Records excerpted from a collection
◇ ◇ ◇ ◇

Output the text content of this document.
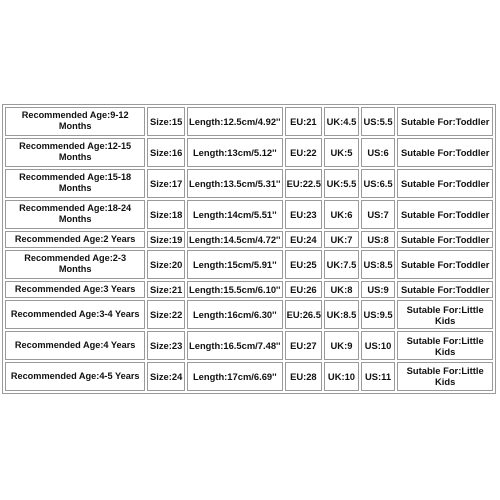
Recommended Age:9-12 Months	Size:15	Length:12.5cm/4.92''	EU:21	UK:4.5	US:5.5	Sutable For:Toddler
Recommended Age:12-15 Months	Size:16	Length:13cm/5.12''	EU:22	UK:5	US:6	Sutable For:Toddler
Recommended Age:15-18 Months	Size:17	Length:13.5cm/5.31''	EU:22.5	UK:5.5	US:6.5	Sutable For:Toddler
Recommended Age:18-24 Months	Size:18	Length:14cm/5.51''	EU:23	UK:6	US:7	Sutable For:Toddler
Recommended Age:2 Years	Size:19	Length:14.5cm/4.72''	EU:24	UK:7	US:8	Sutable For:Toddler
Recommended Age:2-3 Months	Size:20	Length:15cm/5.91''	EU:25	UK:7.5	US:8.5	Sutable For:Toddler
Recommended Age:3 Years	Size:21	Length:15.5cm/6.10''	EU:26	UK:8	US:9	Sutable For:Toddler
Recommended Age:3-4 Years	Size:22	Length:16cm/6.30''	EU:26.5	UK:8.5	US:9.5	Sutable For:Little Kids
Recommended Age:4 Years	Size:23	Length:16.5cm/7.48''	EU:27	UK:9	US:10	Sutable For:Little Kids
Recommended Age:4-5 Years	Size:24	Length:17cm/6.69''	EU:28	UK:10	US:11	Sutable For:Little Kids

◇ ◇ ◇ ◇

=== Goal ===
Can you retype every record above exactly, leaving out the pictures?

=== Final result ===
Output the text content of this document.
Recommended Age:9-12 Months	Size:15	Length:12.5cm/4.92''	EU:21	UK:4.5	US:5.5	Sutable For:Toddler
Recommended Age:12-15 Months	Size:16	Length:13cm/5.12''	EU:22	UK:5	US:6	Sutable For:Toddler
Recommended Age:15-18 Months	Size:17	Length:13.5cm/5.31''	EU:22.5	UK:5.5	US:6.5	Sutable For:Toddler
Recommended Age:18-24 Months	Size:18	Length:14cm/5.51''	EU:23	UK:6	US:7	Sutable For:Toddler
Recommended Age:2 Years	Size:19	Length:14.5cm/4.72''	EU:24	UK:7	US:8	Sutable For:Toddler
Recommended Age:2-3 Months	Size:20	Length:15cm/5.91''	EU:25	UK:7.5	US:8.5	Sutable For:Toddler
Recommended Age:3 Years	Size:21	Length:15.5cm/6.10''	EU:26	UK:8	US:9	Sutable For:Toddler
Recommended Age:3-4 Years	Size:22	Length:16cm/6.30''	EU:26.5	UK:8.5	US:9.5	Sutable For:Little Kids
Recommended Age:4 Years	Size:23	Length:16.5cm/7.48''	EU:27	UK:9	US:10	Sutable For:Little Kids
Recommended Age:4-5 Years	Size:24	Length:17cm/6.69''	EU:28	UK:10	US:11	Sutable For:Little Kids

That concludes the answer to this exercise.